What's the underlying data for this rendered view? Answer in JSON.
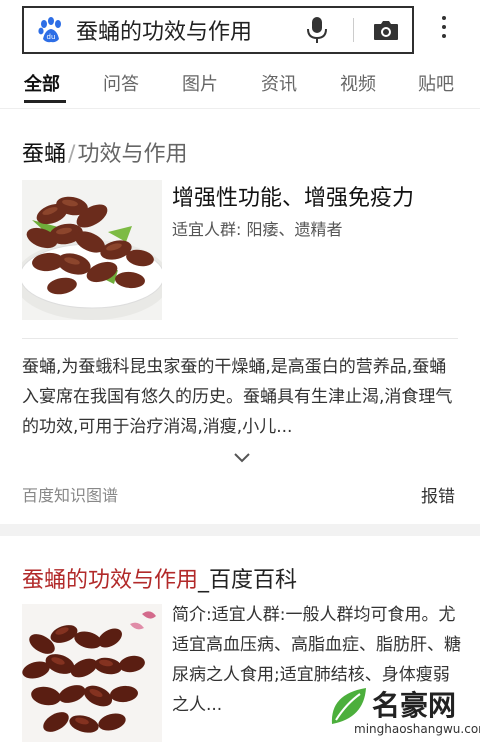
{
  "search": {
    "query": "蚕蛹的功效与作用"
  },
  "tabs": [
    {
      "label": "全部",
      "active": true
    },
    {
      "label": "问答"
    },
    {
      "label": "图片"
    },
    {
      "label": "资讯"
    },
    {
      "label": "视频"
    },
    {
      "label": "贴吧"
    }
  ],
  "knowledge_card": {
    "title_main": "蚕蛹",
    "title_sep": "/",
    "title_sub": "功效与作用",
    "headline": "增强性功能、增强免疫力",
    "meta_label": "适宜人群:",
    "meta_value": "阳痿、遗精者",
    "description": "蚕蛹,为蚕蛾科昆虫家蚕的干燥蛹,是高蛋白的营养品,蚕蛹入宴席在我国有悠久的历史。蚕蛹具有生津止渴,消食理气的功效,可用于治疗消渴,消瘦,小儿...",
    "source": "百度知识图谱",
    "report": "报错"
  },
  "result_card": {
    "title_keyword": "蚕蛹的功效与作用",
    "title_rest": "_百度百科",
    "description": "简介:适宜人群:一般人群均可食用。尤适宜高血压病、高脂血症、脂肪肝、糖尿病之人食用;适宜肺结核、身体瘦弱之人..."
  },
  "watermark": {
    "name": "名豪网",
    "url": "minghaoshangwu.com"
  },
  "colors": {
    "keyword_red": "#b22a2a",
    "baidu_blue": "#2d6ee6"
  }
}
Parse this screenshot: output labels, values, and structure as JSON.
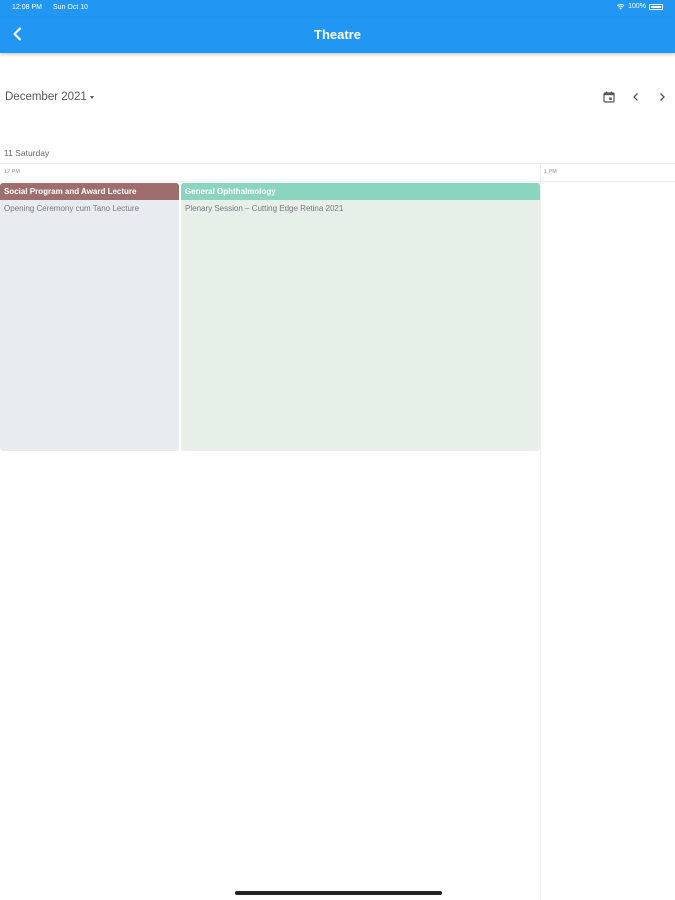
{
  "status_bar": {
    "time": "12:08 PM",
    "date": "Sun Oct 10",
    "battery": "100%"
  },
  "app_bar": {
    "title": "Theatre",
    "back_icon": "chevron-left-icon"
  },
  "toolbar": {
    "month_label": "December 2021",
    "icons": [
      "calendar-icon",
      "chevron-left-icon",
      "chevron-right-icon"
    ]
  },
  "day": {
    "label": "11 Saturday"
  },
  "time_ticks": [
    "12 PM",
    "1 PM"
  ],
  "events": [
    {
      "category": "Social Program and Award Lecture",
      "title": "Opening Ceremony cum Tano Lecture",
      "header_color": "#9e6e6e",
      "body_color": "#e8ecf0"
    },
    {
      "category": "General Ophthalmology",
      "title": "Plenary Session – Cutting Edge Retina 2021",
      "header_color": "#8bd4bd",
      "body_color": "#e7efe9"
    }
  ],
  "colors": {
    "primary": "#2196f3"
  }
}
_ _ _
▶ [SHORT EXERCISE]: Every record must be copied exactly, with the pictures left out.

▶ [RESULT BELOW]:
What's the underlying data for this rendered view? Answer in JSON.
{
  "search": {
    "query": "蚕蛹的功效与作用"
  },
  "tabs": [
    {
      "label": "全部",
      "active": true
    },
    {
      "label": "问答"
    },
    {
      "label": "图片"
    },
    {
      "label": "资讯"
    },
    {
      "label": "视频"
    },
    {
      "label": "贴吧"
    }
  ],
  "knowledge_card": {
    "title_main": "蚕蛹",
    "title_sep": "/",
    "title_sub": "功效与作用",
    "headline": "增强性功能、增强免疫力",
    "meta_label": "适宜人群:",
    "meta_value": "阳痿、遗精者",
    "description": "蚕蛹,为蚕蛾科昆虫家蚕的干燥蛹,是高蛋白的营养品,蚕蛹入宴席在我国有悠久的历史。蚕蛹具有生津止渴,消食理气的功效,可用于治疗消渴,消瘦,小儿...",
    "source": "百度知识图谱",
    "report": "报错"
  },
  "result_card": {
    "title_keyword": "蚕蛹的功效与作用",
    "title_rest": "_百度百科",
    "description": "简介:适宜人群:一般人群均可食用。尤适宜高血压病、高脂血症、脂肪肝、糖尿病之人食用;适宜肺结核、身体瘦弱之人..."
  },
  "watermark": {
    "name": "名豪网",
    "url": "minghaoshangwu.com"
  },
  "colors": {
    "keyword_red": "#b22a2a",
    "baidu_blue": "#2d6ee6"
  }
}
Parse this screenshot: output labels, values, and structure as JSON.
{
  "status_bar": {
    "time": "12:08 PM",
    "date": "Sun Oct 10",
    "battery": "100%"
  },
  "app_bar": {
    "title": "Theatre",
    "back_icon": "chevron-left-icon"
  },
  "toolbar": {
    "month_label": "December 2021",
    "icons": [
      "calendar-icon",
      "chevron-left-icon",
      "chevron-right-icon"
    ]
  },
  "day": {
    "label": "11 Saturday"
  },
  "time_ticks": [
    "12 PM",
    "1 PM"
  ],
  "events": [
    {
      "category": "Social Program and Award Lecture",
      "title": "Opening Ceremony cum Tano Lecture",
      "header_color": "#9e6e6e",
      "body_color": "#e8ecf0"
    },
    {
      "category": "General Ophthalmology",
      "title": "Plenary Session – Cutting Edge Retina 2021",
      "header_color": "#8bd4bd",
      "body_color": "#e7efe9"
    }
  ],
  "colors": {
    "primary": "#2196f3"
  }
}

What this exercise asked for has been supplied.